BEGIN Data supplied

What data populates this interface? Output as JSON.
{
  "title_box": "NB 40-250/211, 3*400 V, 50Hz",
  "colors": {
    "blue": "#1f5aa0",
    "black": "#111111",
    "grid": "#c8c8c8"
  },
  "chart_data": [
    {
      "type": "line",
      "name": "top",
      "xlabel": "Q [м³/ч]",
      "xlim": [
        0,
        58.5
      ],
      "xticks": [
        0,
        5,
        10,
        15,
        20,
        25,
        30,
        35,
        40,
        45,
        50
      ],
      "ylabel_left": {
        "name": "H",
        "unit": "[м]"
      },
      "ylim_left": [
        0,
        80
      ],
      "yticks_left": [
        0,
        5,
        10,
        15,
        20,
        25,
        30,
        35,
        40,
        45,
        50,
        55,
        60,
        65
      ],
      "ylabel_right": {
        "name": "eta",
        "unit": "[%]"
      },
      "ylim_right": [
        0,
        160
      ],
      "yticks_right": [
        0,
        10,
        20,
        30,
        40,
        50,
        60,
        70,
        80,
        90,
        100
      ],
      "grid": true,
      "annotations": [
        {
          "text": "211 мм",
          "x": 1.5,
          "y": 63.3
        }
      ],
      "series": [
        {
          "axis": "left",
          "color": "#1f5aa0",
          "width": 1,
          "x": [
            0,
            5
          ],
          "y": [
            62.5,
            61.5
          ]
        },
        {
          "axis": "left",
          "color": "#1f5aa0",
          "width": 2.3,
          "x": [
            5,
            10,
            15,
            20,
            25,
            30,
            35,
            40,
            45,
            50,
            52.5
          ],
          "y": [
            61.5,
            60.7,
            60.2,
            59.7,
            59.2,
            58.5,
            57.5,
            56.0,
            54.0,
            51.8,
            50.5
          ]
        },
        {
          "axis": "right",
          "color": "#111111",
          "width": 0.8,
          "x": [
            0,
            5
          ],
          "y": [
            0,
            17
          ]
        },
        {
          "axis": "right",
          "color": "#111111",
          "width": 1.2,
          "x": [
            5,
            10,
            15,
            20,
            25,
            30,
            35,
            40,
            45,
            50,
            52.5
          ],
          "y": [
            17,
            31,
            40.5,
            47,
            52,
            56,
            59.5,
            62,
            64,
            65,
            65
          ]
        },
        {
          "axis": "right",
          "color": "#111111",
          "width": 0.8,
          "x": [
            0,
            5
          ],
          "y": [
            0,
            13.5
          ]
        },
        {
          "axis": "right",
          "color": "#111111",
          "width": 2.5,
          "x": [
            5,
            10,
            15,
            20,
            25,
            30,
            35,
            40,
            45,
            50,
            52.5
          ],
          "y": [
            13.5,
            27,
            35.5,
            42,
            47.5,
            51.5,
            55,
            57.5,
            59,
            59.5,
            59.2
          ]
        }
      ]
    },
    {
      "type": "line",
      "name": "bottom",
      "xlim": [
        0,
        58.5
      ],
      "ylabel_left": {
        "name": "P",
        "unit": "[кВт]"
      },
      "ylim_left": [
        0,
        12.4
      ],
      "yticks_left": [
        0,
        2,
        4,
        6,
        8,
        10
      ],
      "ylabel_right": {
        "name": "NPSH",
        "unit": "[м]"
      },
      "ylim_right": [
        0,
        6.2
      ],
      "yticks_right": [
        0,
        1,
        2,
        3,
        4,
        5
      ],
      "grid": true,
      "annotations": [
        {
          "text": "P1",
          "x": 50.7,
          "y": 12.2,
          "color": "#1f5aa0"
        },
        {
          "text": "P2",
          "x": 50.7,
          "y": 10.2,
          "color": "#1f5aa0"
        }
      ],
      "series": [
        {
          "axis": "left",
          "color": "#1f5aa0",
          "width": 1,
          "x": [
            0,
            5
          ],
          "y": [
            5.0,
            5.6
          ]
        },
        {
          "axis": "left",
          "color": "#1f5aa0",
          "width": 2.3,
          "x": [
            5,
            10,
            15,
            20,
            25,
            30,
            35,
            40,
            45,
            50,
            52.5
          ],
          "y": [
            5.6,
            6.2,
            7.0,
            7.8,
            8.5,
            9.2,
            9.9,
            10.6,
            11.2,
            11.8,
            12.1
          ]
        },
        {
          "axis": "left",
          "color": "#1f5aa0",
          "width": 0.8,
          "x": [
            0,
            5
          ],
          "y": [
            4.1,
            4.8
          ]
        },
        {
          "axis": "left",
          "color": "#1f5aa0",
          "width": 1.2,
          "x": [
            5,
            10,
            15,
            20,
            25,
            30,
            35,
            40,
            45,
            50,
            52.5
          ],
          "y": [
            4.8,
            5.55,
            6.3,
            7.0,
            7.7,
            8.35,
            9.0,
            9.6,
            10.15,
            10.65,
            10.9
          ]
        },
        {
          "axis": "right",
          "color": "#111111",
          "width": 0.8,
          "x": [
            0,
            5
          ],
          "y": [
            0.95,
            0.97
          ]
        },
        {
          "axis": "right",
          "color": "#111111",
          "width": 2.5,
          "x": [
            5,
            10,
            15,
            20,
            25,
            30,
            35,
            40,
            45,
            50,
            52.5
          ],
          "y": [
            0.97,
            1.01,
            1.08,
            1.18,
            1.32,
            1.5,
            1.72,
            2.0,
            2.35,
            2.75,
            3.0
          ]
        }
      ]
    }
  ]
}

END Data supplied

Prompt:
Quote the data in full, keeping each word unchanged.

Problem solution:
What data populates this interface? Output as JSON.
{
  "title_box": "NB 40-250/211, 3*400 V, 50Hz",
  "colors": {
    "blue": "#1f5aa0",
    "black": "#111111",
    "grid": "#c8c8c8"
  },
  "chart_data": [
    {
      "type": "line",
      "name": "top",
      "xlabel": "Q [м³/ч]",
      "xlim": [
        0,
        58.5
      ],
      "xticks": [
        0,
        5,
        10,
        15,
        20,
        25,
        30,
        35,
        40,
        45,
        50
      ],
      "ylabel_left": {
        "name": "H",
        "unit": "[м]"
      },
      "ylim_left": [
        0,
        80
      ],
      "yticks_left": [
        0,
        5,
        10,
        15,
        20,
        25,
        30,
        35,
        40,
        45,
        50,
        55,
        60,
        65
      ],
      "ylabel_right": {
        "name": "eta",
        "unit": "[%]"
      },
      "ylim_right": [
        0,
        160
      ],
      "yticks_right": [
        0,
        10,
        20,
        30,
        40,
        50,
        60,
        70,
        80,
        90,
        100
      ],
      "grid": true,
      "annotations": [
        {
          "text": "211 мм",
          "x": 1.5,
          "y": 63.3
        }
      ],
      "series": [
        {
          "axis": "left",
          "color": "#1f5aa0",
          "width": 1,
          "x": [
            0,
            5
          ],
          "y": [
            62.5,
            61.5
          ]
        },
        {
          "axis": "left",
          "color": "#1f5aa0",
          "width": 2.3,
          "x": [
            5,
            10,
            15,
            20,
            25,
            30,
            35,
            40,
            45,
            50,
            52.5
          ],
          "y": [
            61.5,
            60.7,
            60.2,
            59.7,
            59.2,
            58.5,
            57.5,
            56.0,
            54.0,
            51.8,
            50.5
          ]
        },
        {
          "axis": "right",
          "color": "#111111",
          "width": 0.8,
          "x": [
            0,
            5
          ],
          "y": [
            0,
            17
          ]
        },
        {
          "axis": "right",
          "color": "#111111",
          "width": 1.2,
          "x": [
            5,
            10,
            15,
            20,
            25,
            30,
            35,
            40,
            45,
            50,
            52.5
          ],
          "y": [
            17,
            31,
            40.5,
            47,
            52,
            56,
            59.5,
            62,
            64,
            65,
            65
          ]
        },
        {
          "axis": "right",
          "color": "#111111",
          "width": 0.8,
          "x": [
            0,
            5
          ],
          "y": [
            0,
            13.5
          ]
        },
        {
          "axis": "right",
          "color": "#111111",
          "width": 2.5,
          "x": [
            5,
            10,
            15,
            20,
            25,
            30,
            35,
            40,
            45,
            50,
            52.5
          ],
          "y": [
            13.5,
            27,
            35.5,
            42,
            47.5,
            51.5,
            55,
            57.5,
            59,
            59.5,
            59.2
          ]
        }
      ]
    },
    {
      "type": "line",
      "name": "bottom",
      "xlim": [
        0,
        58.5
      ],
      "ylabel_left": {
        "name": "P",
        "unit": "[кВт]"
      },
      "ylim_left": [
        0,
        12.4
      ],
      "yticks_left": [
        0,
        2,
        4,
        6,
        8,
        10
      ],
      "ylabel_right": {
        "name": "NPSH",
        "unit": "[м]"
      },
      "ylim_right": [
        0,
        6.2
      ],
      "yticks_right": [
        0,
        1,
        2,
        3,
        4,
        5
      ],
      "grid": true,
      "annotations": [
        {
          "text": "P1",
          "x": 50.7,
          "y": 12.2,
          "color": "#1f5aa0"
        },
        {
          "text": "P2",
          "x": 50.7,
          "y": 10.2,
          "color": "#1f5aa0"
        }
      ],
      "series": [
        {
          "axis": "left",
          "color": "#1f5aa0",
          "width": 1,
          "x": [
            0,
            5
          ],
          "y": [
            5.0,
            5.6
          ]
        },
        {
          "axis": "left",
          "color": "#1f5aa0",
          "width": 2.3,
          "x": [
            5,
            10,
            15,
            20,
            25,
            30,
            35,
            40,
            45,
            50,
            52.5
          ],
          "y": [
            5.6,
            6.2,
            7.0,
            7.8,
            8.5,
            9.2,
            9.9,
            10.6,
            11.2,
            11.8,
            12.1
          ]
        },
        {
          "axis": "left",
          "color": "#1f5aa0",
          "width": 0.8,
          "x": [
            0,
            5
          ],
          "y": [
            4.1,
            4.8
          ]
        },
        {
          "axis": "left",
          "color": "#1f5aa0",
          "width": 1.2,
          "x": [
            5,
            10,
            15,
            20,
            25,
            30,
            35,
            40,
            45,
            50,
            52.5
          ],
          "y": [
            4.8,
            5.55,
            6.3,
            7.0,
            7.7,
            8.35,
            9.0,
            9.6,
            10.15,
            10.65,
            10.9
          ]
        },
        {
          "axis": "right",
          "color": "#111111",
          "width": 0.8,
          "x": [
            0,
            5
          ],
          "y": [
            0.95,
            0.97
          ]
        },
        {
          "axis": "right",
          "color": "#111111",
          "width": 2.5,
          "x": [
            5,
            10,
            15,
            20,
            25,
            30,
            35,
            40,
            45,
            50,
            52.5
          ],
          "y": [
            0.97,
            1.01,
            1.08,
            1.18,
            1.32,
            1.5,
            1.72,
            2.0,
            2.35,
            2.75,
            3.0
          ]
        }
      ]
    }
  ]
}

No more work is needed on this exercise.